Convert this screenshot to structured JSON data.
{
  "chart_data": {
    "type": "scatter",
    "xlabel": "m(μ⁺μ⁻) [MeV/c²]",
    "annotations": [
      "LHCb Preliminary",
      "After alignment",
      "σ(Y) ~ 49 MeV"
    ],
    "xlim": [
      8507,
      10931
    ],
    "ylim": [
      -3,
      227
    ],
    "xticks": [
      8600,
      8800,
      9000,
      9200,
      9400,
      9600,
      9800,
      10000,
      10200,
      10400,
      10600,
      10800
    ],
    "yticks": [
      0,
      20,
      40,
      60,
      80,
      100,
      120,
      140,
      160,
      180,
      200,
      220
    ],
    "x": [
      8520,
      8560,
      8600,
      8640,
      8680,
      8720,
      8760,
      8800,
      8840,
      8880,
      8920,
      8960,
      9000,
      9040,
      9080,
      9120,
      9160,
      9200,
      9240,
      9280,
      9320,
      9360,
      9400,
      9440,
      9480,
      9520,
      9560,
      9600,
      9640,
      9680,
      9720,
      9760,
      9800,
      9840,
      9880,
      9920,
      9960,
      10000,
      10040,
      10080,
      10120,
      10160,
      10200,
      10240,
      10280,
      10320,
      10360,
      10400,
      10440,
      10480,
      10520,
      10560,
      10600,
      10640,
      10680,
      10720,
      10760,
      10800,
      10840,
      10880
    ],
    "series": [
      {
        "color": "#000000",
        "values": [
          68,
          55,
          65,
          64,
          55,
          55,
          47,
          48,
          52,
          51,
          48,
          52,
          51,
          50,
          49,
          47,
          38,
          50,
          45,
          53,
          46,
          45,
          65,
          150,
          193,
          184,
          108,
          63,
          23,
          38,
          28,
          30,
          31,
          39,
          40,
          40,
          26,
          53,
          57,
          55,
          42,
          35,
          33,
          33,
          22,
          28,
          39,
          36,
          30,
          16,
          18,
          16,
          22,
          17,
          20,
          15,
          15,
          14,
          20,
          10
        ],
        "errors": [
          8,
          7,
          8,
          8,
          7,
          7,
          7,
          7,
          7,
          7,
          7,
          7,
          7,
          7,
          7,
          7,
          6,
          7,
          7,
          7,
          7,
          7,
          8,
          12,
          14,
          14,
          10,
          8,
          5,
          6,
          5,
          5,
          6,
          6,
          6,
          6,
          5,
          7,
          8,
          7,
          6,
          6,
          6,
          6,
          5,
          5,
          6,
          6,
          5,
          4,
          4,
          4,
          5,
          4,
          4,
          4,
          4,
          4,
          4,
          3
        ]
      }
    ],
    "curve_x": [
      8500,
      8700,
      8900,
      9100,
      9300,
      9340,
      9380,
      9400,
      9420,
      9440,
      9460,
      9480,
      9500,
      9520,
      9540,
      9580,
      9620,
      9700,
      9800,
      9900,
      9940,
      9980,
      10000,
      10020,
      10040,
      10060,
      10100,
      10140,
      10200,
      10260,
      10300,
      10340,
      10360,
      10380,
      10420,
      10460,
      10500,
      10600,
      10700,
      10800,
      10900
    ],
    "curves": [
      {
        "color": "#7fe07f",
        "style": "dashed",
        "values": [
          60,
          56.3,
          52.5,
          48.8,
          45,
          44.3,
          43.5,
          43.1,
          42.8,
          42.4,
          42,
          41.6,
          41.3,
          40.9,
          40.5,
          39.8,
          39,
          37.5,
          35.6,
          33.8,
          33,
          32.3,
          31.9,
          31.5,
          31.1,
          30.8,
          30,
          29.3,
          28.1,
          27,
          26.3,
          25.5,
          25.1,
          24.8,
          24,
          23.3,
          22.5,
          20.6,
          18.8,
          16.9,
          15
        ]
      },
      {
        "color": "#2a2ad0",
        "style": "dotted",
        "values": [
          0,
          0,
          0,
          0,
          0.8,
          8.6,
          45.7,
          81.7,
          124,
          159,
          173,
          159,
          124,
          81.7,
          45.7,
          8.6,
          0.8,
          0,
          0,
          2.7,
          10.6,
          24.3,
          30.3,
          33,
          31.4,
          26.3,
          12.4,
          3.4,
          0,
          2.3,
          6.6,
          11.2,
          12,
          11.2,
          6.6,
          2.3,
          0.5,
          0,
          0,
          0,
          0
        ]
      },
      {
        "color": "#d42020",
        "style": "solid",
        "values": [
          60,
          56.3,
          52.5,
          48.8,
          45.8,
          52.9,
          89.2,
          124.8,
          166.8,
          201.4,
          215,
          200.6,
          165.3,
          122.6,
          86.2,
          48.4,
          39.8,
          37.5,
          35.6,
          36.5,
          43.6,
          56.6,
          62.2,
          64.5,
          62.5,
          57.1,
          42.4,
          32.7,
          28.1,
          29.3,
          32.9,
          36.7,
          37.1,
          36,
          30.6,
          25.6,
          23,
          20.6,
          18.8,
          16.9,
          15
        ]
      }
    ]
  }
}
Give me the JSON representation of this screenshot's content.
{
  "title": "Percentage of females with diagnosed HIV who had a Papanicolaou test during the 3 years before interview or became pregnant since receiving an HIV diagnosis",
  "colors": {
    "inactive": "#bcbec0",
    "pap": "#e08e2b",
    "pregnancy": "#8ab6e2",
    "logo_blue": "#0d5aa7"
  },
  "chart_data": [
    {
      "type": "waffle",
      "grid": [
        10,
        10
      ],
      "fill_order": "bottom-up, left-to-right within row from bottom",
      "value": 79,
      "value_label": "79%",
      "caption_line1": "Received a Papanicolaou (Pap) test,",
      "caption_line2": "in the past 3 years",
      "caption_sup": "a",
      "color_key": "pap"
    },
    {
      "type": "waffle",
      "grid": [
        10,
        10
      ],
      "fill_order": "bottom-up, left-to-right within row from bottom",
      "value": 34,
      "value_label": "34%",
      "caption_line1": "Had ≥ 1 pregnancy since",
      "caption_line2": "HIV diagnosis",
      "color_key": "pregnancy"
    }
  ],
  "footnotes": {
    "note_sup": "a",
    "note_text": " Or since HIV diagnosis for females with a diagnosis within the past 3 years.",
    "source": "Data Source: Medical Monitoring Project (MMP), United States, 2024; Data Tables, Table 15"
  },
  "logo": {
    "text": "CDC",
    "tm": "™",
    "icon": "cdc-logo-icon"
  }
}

■ Task requirements ■
Write out all the lines again, exactly as they are.

■ Full solution ■
Convert this screenshot to structured JSON data.
{
  "chart_data": {
    "type": "scatter",
    "xlabel": "m(μ⁺μ⁻) [MeV/c²]",
    "annotations": [
      "LHCb Preliminary",
      "After alignment",
      "σ(Y) ~ 49 MeV"
    ],
    "xlim": [
      8507,
      10931
    ],
    "ylim": [
      -3,
      227
    ],
    "xticks": [
      8600,
      8800,
      9000,
      9200,
      9400,
      9600,
      9800,
      10000,
      10200,
      10400,
      10600,
      10800
    ],
    "yticks": [
      0,
      20,
      40,
      60,
      80,
      100,
      120,
      140,
      160,
      180,
      200,
      220
    ],
    "x": [
      8520,
      8560,
      8600,
      8640,
      8680,
      8720,
      8760,
      8800,
      8840,
      8880,
      8920,
      8960,
      9000,
      9040,
      9080,
      9120,
      9160,
      9200,
      9240,
      9280,
      9320,
      9360,
      9400,
      9440,
      9480,
      9520,
      9560,
      9600,
      9640,
      9680,
      9720,
      9760,
      9800,
      9840,
      9880,
      9920,
      9960,
      10000,
      10040,
      10080,
      10120,
      10160,
      10200,
      10240,
      10280,
      10320,
      10360,
      10400,
      10440,
      10480,
      10520,
      10560,
      10600,
      10640,
      10680,
      10720,
      10760,
      10800,
      10840,
      10880
    ],
    "series": [
      {
        "color": "#000000",
        "values": [
          68,
          55,
          65,
          64,
          55,
          55,
          47,
          48,
          52,
          51,
          48,
          52,
          51,
          50,
          49,
          47,
          38,
          50,
          45,
          53,
          46,
          45,
          65,
          150,
          193,
          184,
          108,
          63,
          23,
          38,
          28,
          30,
          31,
          39,
          40,
          40,
          26,
          53,
          57,
          55,
          42,
          35,
          33,
          33,
          22,
          28,
          39,
          36,
          30,
          16,
          18,
          16,
          22,
          17,
          20,
          15,
          15,
          14,
          20,
          10
        ],
        "errors": [
          8,
          7,
          8,
          8,
          7,
          7,
          7,
          7,
          7,
          7,
          7,
          7,
          7,
          7,
          7,
          7,
          6,
          7,
          7,
          7,
          7,
          7,
          8,
          12,
          14,
          14,
          10,
          8,
          5,
          6,
          5,
          5,
          6,
          6,
          6,
          6,
          5,
          7,
          8,
          7,
          6,
          6,
          6,
          6,
          5,
          5,
          6,
          6,
          5,
          4,
          4,
          4,
          5,
          4,
          4,
          4,
          4,
          4,
          4,
          3
        ]
      }
    ],
    "curve_x": [
      8500,
      8700,
      8900,
      9100,
      9300,
      9340,
      9380,
      9400,
      9420,
      9440,
      9460,
      9480,
      9500,
      9520,
      9540,
      9580,
      9620,
      9700,
      9800,
      9900,
      9940,
      9980,
      10000,
      10020,
      10040,
      10060,
      10100,
      10140,
      10200,
      10260,
      10300,
      10340,
      10360,
      10380,
      10420,
      10460,
      10500,
      10600,
      10700,
      10800,
      10900
    ],
    "curves": [
      {
        "color": "#7fe07f",
        "style": "dashed",
        "values": [
          60,
          56.3,
          52.5,
          48.8,
          45,
          44.3,
          43.5,
          43.1,
          42.8,
          42.4,
          42,
          41.6,
          41.3,
          40.9,
          40.5,
          39.8,
          39,
          37.5,
          35.6,
          33.8,
          33,
          32.3,
          31.9,
          31.5,
          31.1,
          30.8,
          30,
          29.3,
          28.1,
          27,
          26.3,
          25.5,
          25.1,
          24.8,
          24,
          23.3,
          22.5,
          20.6,
          18.8,
          16.9,
          15
        ]
      },
      {
        "color": "#2a2ad0",
        "style": "dotted",
        "values": [
          0,
          0,
          0,
          0,
          0.8,
          8.6,
          45.7,
          81.7,
          124,
          159,
          173,
          159,
          124,
          81.7,
          45.7,
          8.6,
          0.8,
          0,
          0,
          2.7,
          10.6,
          24.3,
          30.3,
          33,
          31.4,
          26.3,
          12.4,
          3.4,
          0,
          2.3,
          6.6,
          11.2,
          12,
          11.2,
          6.6,
          2.3,
          0.5,
          0,
          0,
          0,
          0
        ]
      },
      {
        "color": "#d42020",
        "style": "solid",
        "values": [
          60,
          56.3,
          52.5,
          48.8,
          45.8,
          52.9,
          89.2,
          124.8,
          166.8,
          201.4,
          215,
          200.6,
          165.3,
          122.6,
          86.2,
          48.4,
          39.8,
          37.5,
          35.6,
          36.5,
          43.6,
          56.6,
          62.2,
          64.5,
          62.5,
          57.1,
          42.4,
          32.7,
          28.1,
          29.3,
          32.9,
          36.7,
          37.1,
          36,
          30.6,
          25.6,
          23,
          20.6,
          18.8,
          16.9,
          15
        ]
      }
    ]
  }
}
Give me the JSON representation of this screenshot's content.
{
  "title": "Percentage of females with diagnosed HIV who had a Papanicolaou test during the 3 years before interview or became pregnant since receiving an HIV diagnosis",
  "colors": {
    "inactive": "#bcbec0",
    "pap": "#e08e2b",
    "pregnancy": "#8ab6e2",
    "logo_blue": "#0d5aa7"
  },
  "chart_data": [
    {
      "type": "waffle",
      "grid": [
        10,
        10
      ],
      "fill_order": "bottom-up, left-to-right within row from bottom",
      "value": 79,
      "value_label": "79%",
      "caption_line1": "Received a Papanicolaou (Pap) test,",
      "caption_line2": "in the past 3 years",
      "caption_sup": "a",
      "color_key": "pap"
    },
    {
      "type": "waffle",
      "grid": [
        10,
        10
      ],
      "fill_order": "bottom-up, left-to-right within row from bottom",
      "value": 34,
      "value_label": "34%",
      "caption_line1": "Had ≥ 1 pregnancy since",
      "caption_line2": "HIV diagnosis",
      "color_key": "pregnancy"
    }
  ],
  "footnotes": {
    "note_sup": "a",
    "note_text": " Or since HIV diagnosis for females with a diagnosis within the past 3 years.",
    "source": "Data Source: Medical Monitoring Project (MMP), United States, 2024; Data Tables, Table 15"
  },
  "logo": {
    "text": "CDC",
    "tm": "™",
    "icon": "cdc-logo-icon"
  }
}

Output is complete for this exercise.